MATERIAL FOR THIS TASK:
((

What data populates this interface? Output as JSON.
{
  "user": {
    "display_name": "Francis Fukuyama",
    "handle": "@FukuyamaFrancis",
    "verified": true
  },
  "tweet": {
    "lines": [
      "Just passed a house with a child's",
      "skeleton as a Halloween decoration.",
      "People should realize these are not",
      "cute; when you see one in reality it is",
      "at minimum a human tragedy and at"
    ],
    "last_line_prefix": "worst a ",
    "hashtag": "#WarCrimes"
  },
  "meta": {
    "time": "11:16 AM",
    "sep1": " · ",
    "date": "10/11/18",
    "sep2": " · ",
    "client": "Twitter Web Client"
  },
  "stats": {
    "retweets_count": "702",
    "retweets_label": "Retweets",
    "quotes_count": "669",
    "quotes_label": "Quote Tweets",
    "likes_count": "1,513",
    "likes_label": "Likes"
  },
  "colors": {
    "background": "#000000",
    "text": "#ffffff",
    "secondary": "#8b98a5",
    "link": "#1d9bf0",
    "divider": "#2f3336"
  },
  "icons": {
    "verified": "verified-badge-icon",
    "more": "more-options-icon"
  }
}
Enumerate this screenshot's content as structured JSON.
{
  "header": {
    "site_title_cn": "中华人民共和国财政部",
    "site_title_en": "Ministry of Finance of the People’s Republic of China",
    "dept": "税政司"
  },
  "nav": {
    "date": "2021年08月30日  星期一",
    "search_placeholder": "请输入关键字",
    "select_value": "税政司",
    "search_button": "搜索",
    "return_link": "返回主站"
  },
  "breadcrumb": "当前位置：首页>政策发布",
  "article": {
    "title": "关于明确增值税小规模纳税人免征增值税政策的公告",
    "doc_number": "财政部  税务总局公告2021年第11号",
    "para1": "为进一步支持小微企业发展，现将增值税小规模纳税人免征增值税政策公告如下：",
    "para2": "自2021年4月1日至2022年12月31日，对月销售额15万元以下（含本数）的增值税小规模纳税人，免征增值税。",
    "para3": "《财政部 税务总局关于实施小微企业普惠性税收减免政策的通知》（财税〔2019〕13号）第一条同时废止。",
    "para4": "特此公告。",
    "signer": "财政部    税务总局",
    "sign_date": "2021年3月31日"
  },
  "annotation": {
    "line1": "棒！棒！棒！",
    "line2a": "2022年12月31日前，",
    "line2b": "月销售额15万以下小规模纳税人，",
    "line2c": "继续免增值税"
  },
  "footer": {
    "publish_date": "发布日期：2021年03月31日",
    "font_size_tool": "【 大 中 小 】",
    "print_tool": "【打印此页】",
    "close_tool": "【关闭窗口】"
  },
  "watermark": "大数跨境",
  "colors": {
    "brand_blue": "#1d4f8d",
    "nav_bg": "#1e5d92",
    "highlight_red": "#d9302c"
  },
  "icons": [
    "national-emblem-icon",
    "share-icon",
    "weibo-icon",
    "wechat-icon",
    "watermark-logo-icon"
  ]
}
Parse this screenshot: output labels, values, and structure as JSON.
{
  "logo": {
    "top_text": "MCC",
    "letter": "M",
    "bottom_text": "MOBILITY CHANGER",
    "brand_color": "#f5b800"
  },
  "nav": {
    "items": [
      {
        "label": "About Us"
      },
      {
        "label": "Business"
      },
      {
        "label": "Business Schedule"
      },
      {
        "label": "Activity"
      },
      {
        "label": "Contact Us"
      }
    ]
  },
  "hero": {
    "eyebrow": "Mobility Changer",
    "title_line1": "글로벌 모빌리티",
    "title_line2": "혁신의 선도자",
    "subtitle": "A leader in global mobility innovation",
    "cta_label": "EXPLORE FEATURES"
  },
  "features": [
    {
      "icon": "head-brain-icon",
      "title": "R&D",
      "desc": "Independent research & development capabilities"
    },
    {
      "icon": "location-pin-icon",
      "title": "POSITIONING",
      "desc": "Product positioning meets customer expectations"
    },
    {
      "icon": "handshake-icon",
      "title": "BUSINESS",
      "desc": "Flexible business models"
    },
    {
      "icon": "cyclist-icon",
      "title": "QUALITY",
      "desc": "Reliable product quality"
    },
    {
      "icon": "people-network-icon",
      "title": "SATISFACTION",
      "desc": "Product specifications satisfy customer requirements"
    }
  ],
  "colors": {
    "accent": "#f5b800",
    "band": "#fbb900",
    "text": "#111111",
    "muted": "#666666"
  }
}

))

JOB: List each line of the records that holds the string "watermark".

FINAL RESULT:
  "watermark": "大数跨境",
    "watermark-logo-icon"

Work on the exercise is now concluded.